>> BEGIN
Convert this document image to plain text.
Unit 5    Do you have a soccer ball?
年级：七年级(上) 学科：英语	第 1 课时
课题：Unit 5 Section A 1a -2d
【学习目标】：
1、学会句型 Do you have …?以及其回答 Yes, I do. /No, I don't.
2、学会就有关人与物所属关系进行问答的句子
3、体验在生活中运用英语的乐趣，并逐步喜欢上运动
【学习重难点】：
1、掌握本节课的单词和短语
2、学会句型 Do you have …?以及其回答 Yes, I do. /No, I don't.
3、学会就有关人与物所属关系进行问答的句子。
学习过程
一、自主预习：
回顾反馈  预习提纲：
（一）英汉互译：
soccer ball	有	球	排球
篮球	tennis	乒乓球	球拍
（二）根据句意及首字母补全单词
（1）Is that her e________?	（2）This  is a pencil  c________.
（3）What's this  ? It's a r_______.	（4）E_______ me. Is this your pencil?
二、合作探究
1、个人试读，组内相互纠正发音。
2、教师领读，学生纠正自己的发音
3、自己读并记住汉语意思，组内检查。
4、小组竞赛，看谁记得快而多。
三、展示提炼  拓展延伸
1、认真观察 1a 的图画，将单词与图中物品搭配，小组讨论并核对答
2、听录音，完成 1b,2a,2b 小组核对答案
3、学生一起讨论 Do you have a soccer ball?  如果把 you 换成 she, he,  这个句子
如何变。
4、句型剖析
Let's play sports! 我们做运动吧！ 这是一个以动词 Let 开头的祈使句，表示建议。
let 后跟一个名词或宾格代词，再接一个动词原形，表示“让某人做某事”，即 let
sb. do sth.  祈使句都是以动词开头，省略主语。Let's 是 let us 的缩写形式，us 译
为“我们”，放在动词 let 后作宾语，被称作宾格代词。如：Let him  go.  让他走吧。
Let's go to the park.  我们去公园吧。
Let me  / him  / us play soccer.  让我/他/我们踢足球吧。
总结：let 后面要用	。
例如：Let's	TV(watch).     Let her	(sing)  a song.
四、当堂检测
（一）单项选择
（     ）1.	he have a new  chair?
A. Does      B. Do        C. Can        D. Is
>> END
[Set problem]
Repeat the data exactly. Leave nothing out.

[Answer to this problem]
Convert this document image to plain text.
Unit 5    Do you have a soccer ball?
年级：七年级(上) 学科：英语	第 1 课时
课题：Unit 5 Section A 1a -2d
【学习目标】：
1、学会句型 Do you have …?以及其回答 Yes, I do. /No, I don't.
2、学会就有关人与物所属关系进行问答的句子
3、体验在生活中运用英语的乐趣，并逐步喜欢上运动
【学习重难点】：
1、掌握本节课的单词和短语
2、学会句型 Do you have …?以及其回答 Yes, I do. /No, I don't.
3、学会就有关人与物所属关系进行问答的句子。
学习过程
一、自主预习：
回顾反馈  预习提纲：
（一）英汉互译：
soccer ball	有	球	排球
篮球	tennis	乒乓球	球拍
（二）根据句意及首字母补全单词
（1）Is that her e________?	（2）This  is a pencil  c________.
（3）What's this  ? It's a r_______.	（4）E_______ me. Is this your pencil?
二、合作探究
1、个人试读，组内相互纠正发音。
2、教师领读，学生纠正自己的发音
3、自己读并记住汉语意思，组内检查。
4、小组竞赛，看谁记得快而多。
三、展示提炼  拓展延伸
1、认真观察 1a 的图画，将单词与图中物品搭配，小组讨论并核对答
2、听录音，完成 1b,2a,2b 小组核对答案
3、学生一起讨论 Do you have a soccer ball?  如果把 you 换成 she, he,  这个句子
如何变。
4、句型剖析
Let's play sports! 我们做运动吧！ 这是一个以动词 Let 开头的祈使句，表示建议。
let 后跟一个名词或宾格代词，再接一个动词原形，表示“让某人做某事”，即 let
sb. do sth.  祈使句都是以动词开头，省略主语。Let's 是 let us 的缩写形式，us 译
为“我们”，放在动词 let 后作宾语，被称作宾格代词。如：Let him  go.  让他走吧。
Let's go to the park.  我们去公园吧。
Let me  / him  / us play soccer.  让我/他/我们踢足球吧。
总结：let 后面要用	。
例如：Let's	TV(watch).     Let her	(sing)  a song.
四、当堂检测
（一）单项选择
（     ）1.	he have a new  chair?
A. Does      B. Do        C. Can        D. Is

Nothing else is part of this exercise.